[Stored data]
------------------------------
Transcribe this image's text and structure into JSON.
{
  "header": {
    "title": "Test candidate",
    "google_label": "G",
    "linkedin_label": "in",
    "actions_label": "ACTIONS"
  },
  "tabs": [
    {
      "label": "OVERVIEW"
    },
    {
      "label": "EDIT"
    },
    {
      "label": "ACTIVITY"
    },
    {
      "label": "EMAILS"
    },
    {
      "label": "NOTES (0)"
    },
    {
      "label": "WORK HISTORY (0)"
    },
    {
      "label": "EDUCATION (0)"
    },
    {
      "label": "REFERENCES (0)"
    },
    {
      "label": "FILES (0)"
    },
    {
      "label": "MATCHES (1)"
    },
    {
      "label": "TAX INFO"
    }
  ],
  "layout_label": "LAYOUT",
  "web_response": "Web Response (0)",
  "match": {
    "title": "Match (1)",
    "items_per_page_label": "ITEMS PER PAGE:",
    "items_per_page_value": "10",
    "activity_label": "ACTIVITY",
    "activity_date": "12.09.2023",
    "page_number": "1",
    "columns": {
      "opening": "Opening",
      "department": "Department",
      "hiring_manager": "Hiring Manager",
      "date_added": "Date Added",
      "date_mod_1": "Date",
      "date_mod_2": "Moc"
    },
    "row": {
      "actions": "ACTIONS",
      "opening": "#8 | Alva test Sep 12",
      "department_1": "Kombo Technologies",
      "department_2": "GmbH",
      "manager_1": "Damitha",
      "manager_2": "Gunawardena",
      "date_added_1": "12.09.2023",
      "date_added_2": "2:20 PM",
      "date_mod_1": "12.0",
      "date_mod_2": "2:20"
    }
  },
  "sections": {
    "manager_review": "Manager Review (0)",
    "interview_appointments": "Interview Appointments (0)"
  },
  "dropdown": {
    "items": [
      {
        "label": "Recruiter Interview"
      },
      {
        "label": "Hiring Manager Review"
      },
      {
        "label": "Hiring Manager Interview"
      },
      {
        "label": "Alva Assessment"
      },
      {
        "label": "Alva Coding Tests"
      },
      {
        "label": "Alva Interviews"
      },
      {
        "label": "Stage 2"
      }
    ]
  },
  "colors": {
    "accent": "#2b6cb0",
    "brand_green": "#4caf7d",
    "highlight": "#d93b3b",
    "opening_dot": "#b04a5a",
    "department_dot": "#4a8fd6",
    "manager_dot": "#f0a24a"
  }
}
------------------------------
- _Aim of the exercise_:
Return solely the number of lines in the data that include the word "ACTIONS".

- _Answer to the exercise_:
2